Task:
Copy out the listing in full, exactly as written, but not its pictures.

==========

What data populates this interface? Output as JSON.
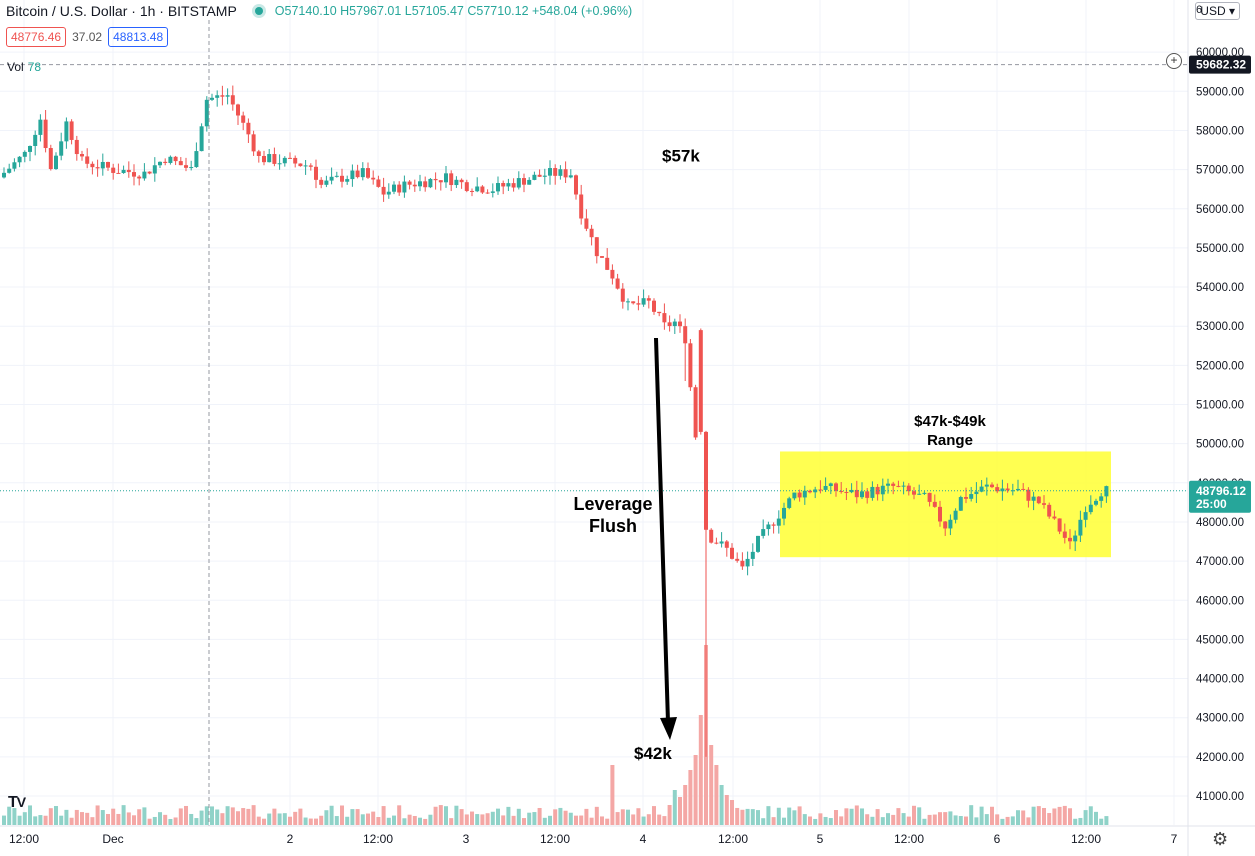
{
  "header": {
    "title": "Bitcoin / U.S. Dollar · 1h · BITSTAMP",
    "open": "O57140.10",
    "high": "H57967.01",
    "low": "L57105.47",
    "close": "C57710.12",
    "change": "+548.04 (+0.96%)",
    "bid": "48776.46",
    "spread": "37.02",
    "ask": "48813.48",
    "vol_label": "Vol",
    "vol_value": "78",
    "currency": "USD",
    "currency_caret": "▾",
    "top_tick": "6"
  },
  "chart_data": {
    "type": "candlestick",
    "title": "Bitcoin / U.S. Dollar · 1h · BITSTAMP",
    "ylim": [
      40000,
      61000
    ],
    "y_ticks": [
      "41000.00",
      "42000.00",
      "43000.00",
      "44000.00",
      "45000.00",
      "46000.00",
      "47000.00",
      "48000.00",
      "49000.00",
      "50000.00",
      "51000.00",
      "52000.00",
      "53000.00",
      "54000.00",
      "55000.00",
      "56000.00",
      "57000.00",
      "58000.00",
      "59000.00",
      "60000.00"
    ],
    "x_ticks": [
      "12:00",
      "Dec",
      "2",
      "12:00",
      "3",
      "12:00",
      "4",
      "12:00",
      "5",
      "12:00",
      "6",
      "12:00",
      "7"
    ],
    "crosshair_price": "59682.32",
    "last_price": "48796.12",
    "countdown": "25:00",
    "key_points": [
      {
        "label": "$57k",
        "price": 57000
      },
      {
        "label": "$42k",
        "price": 42000
      }
    ],
    "range": {
      "low": 47000,
      "high": 49000
    },
    "annotations": {
      "high_label": "$57k",
      "low_label": "$42k",
      "flush_line1": "Leverage",
      "flush_line2": "Flush",
      "range_line1": "$47k-$49k",
      "range_line2": "Range"
    },
    "colors": {
      "up": "#26a69a",
      "down": "#ef5350",
      "up_vol": "#8fd2c8",
      "down_vol": "#f4a7a5",
      "range_box": "#ffff33"
    }
  }
}
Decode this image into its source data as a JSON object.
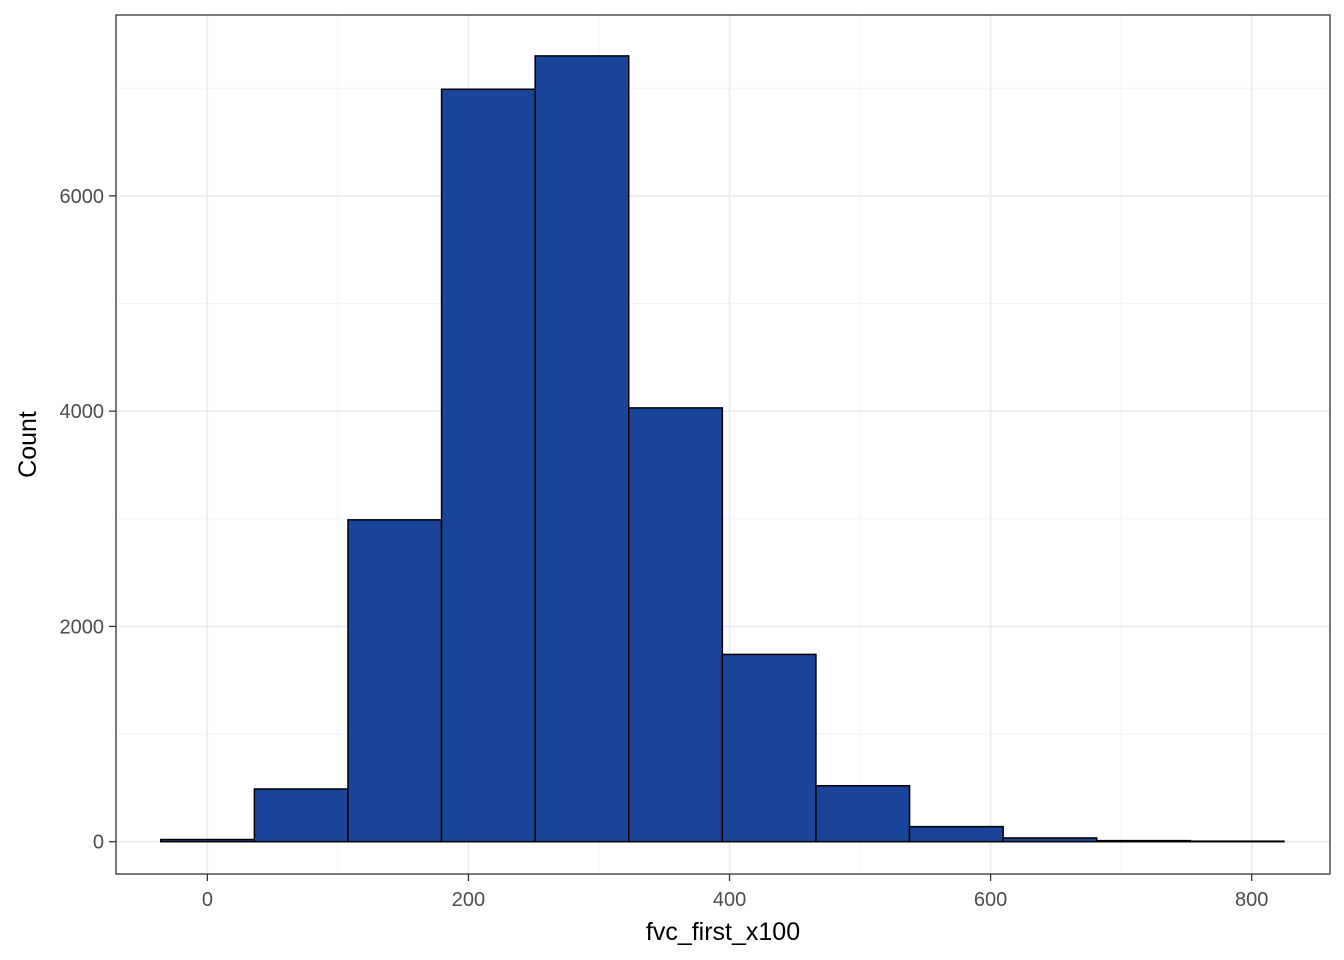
{
  "chart_data": {
    "type": "bar",
    "subtype": "histogram",
    "title": "",
    "xlabel": "fvc_first_x100",
    "ylabel": "Count",
    "bin_edges": [
      -35.7,
      36.0,
      107.7,
      179.4,
      251.1,
      322.8,
      394.5,
      466.2,
      537.9,
      609.6,
      681.3,
      753.0,
      824.7
    ],
    "values": [
      20,
      490,
      2990,
      6990,
      7300,
      4030,
      1740,
      520,
      140,
      35,
      10,
      5
    ],
    "xlim": [
      -70,
      860
    ],
    "ylim": [
      -300,
      7680
    ],
    "x_ticks": [
      0,
      200,
      400,
      600,
      800
    ],
    "y_ticks": [
      0,
      2000,
      4000,
      6000
    ],
    "x_tick_labels": [
      "0",
      "200",
      "400",
      "600",
      "800"
    ],
    "y_tick_labels": [
      "0",
      "2000",
      "4000",
      "6000"
    ],
    "grid": true,
    "legend": "none",
    "colors": {
      "fill": "#1a4499",
      "outline": "#000000",
      "grid": "#ebebeb",
      "panel_border": "#333333"
    }
  }
}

==========

Exercise result:
What data populates this interface? Output as JSON.
{
  "header": {
    "title": "Bitcoin / U.S. Dollar · 1h · BITSTAMP",
    "open": "O57140.10",
    "high": "H57967.01",
    "low": "L57105.47",
    "close": "C57710.12",
    "change": "+548.04 (+0.96%)",
    "bid": "48776.46",
    "spread": "37.02",
    "ask": "48813.48",
    "vol_label": "Vol",
    "vol_value": "78",
    "currency": "USD",
    "currency_caret": "▾",
    "top_tick": "6"
  },
  "chart_data": {
    "type": "candlestick",
    "title": "Bitcoin / U.S. Dollar · 1h · BITSTAMP",
    "ylim": [
      40000,
      61000
    ],
    "y_ticks": [
      "41000.00",
      "42000.00",
      "43000.00",
      "44000.00",
      "45000.00",
      "46000.00",
      "47000.00",
      "48000.00",
      "49000.00",
      "50000.00",
      "51000.00",
      "52000.00",
      "53000.00",
      "54000.00",
      "55000.00",
      "56000.00",
      "57000.00",
      "58000.00",
      "59000.00",
      "60000.00"
    ],
    "x_ticks": [
      "12:00",
      "Dec",
      "2",
      "12:00",
      "3",
      "12:00",
      "4",
      "12:00",
      "5",
      "12:00",
      "6",
      "12:00",
      "7"
    ],
    "crosshair_price": "59682.32",
    "last_price": "48796.12",
    "countdown": "25:00",
    "key_points": [
      {
        "label": "$57k",
        "price": 57000
      },
      {
        "label": "$42k",
        "price": 42000
      }
    ],
    "range": {
      "low": 47000,
      "high": 49000
    },
    "annotations": {
      "high_label": "$57k",
      "low_label": "$42k",
      "flush_line1": "Leverage",
      "flush_line2": "Flush",
      "range_line1": "$47k-$49k",
      "range_line2": "Range"
    },
    "colors": {
      "up": "#26a69a",
      "down": "#ef5350",
      "up_vol": "#8fd2c8",
      "down_vol": "#f4a7a5",
      "range_box": "#ffff33"
    }
  }
}
Decode this image into its source data as a JSON object.
{
  "chart_data": {
    "type": "bar",
    "subtype": "histogram",
    "title": "",
    "xlabel": "fvc_first_x100",
    "ylabel": "Count",
    "bin_edges": [
      -35.7,
      36.0,
      107.7,
      179.4,
      251.1,
      322.8,
      394.5,
      466.2,
      537.9,
      609.6,
      681.3,
      753.0,
      824.7
    ],
    "values": [
      20,
      490,
      2990,
      6990,
      7300,
      4030,
      1740,
      520,
      140,
      35,
      10,
      5
    ],
    "xlim": [
      -70,
      860
    ],
    "ylim": [
      -300,
      7680
    ],
    "x_ticks": [
      0,
      200,
      400,
      600,
      800
    ],
    "y_ticks": [
      0,
      2000,
      4000,
      6000
    ],
    "x_tick_labels": [
      "0",
      "200",
      "400",
      "600",
      "800"
    ],
    "y_tick_labels": [
      "0",
      "2000",
      "4000",
      "6000"
    ],
    "grid": true,
    "legend": "none",
    "colors": {
      "fill": "#1a4499",
      "outline": "#000000",
      "grid": "#ebebeb",
      "panel_border": "#333333"
    }
  }
}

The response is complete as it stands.